Show every line that has the string "Item" in it.

[Collected data entries]
┄┄┄┄┄┄┄┄┄┄
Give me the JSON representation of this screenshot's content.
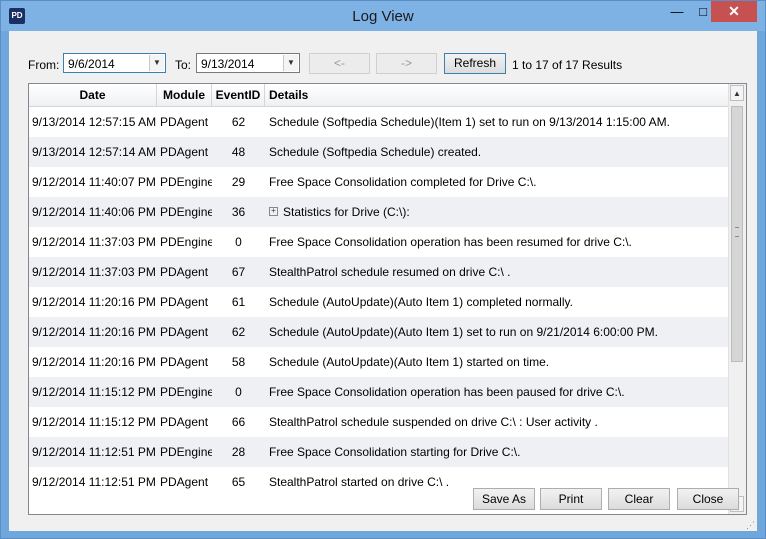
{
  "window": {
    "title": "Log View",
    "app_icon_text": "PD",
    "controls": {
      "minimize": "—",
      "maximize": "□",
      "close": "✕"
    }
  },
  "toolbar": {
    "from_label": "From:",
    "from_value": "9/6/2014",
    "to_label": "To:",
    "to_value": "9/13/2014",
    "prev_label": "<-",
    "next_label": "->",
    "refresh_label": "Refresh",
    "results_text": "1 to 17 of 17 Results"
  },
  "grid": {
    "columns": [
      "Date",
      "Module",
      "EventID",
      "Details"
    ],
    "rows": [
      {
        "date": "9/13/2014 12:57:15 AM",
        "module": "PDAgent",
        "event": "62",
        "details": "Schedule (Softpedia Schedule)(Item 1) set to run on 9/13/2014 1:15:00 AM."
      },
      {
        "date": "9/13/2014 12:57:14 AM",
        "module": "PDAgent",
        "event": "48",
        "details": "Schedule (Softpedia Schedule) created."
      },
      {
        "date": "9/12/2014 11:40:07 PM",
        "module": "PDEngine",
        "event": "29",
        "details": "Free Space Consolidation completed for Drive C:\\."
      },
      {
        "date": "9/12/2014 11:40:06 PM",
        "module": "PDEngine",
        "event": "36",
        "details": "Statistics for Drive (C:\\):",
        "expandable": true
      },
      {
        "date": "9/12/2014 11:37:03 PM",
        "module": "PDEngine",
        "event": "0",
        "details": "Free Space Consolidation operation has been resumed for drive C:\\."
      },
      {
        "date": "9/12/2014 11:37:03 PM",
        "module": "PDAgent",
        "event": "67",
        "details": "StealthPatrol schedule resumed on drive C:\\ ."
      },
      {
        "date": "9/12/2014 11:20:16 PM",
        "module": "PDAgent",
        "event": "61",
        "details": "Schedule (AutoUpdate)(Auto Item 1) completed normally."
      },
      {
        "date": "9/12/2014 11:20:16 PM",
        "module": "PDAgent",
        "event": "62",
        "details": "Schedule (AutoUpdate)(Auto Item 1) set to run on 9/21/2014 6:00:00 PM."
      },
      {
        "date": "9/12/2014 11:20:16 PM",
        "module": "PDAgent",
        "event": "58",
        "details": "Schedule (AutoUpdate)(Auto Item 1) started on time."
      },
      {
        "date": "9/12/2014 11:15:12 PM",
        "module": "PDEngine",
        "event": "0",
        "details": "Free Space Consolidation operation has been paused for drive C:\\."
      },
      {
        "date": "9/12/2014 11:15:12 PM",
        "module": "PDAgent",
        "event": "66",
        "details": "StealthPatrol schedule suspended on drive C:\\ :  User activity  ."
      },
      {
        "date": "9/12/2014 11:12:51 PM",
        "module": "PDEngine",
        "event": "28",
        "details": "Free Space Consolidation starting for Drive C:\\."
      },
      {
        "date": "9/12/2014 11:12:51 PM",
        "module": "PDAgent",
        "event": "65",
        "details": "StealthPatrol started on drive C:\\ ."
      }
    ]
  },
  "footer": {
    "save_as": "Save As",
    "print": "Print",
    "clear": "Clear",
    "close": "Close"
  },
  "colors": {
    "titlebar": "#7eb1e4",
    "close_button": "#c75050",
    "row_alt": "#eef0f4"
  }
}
┄┄┄┄┄┄┄┄┄┄
Full response —
        "details": "Schedule (Softpedia Schedule)(Item 1) set to run on 9/13/2014 1:15:00 AM."
        "details": "Schedule (AutoUpdate)(Auto Item 1) completed normally."
        "details": "Schedule (AutoUpdate)(Auto Item 1) set to run on 9/21/2014 6:00:00 PM."
        "details": "Schedule (AutoUpdate)(Auto Item 1) started on time."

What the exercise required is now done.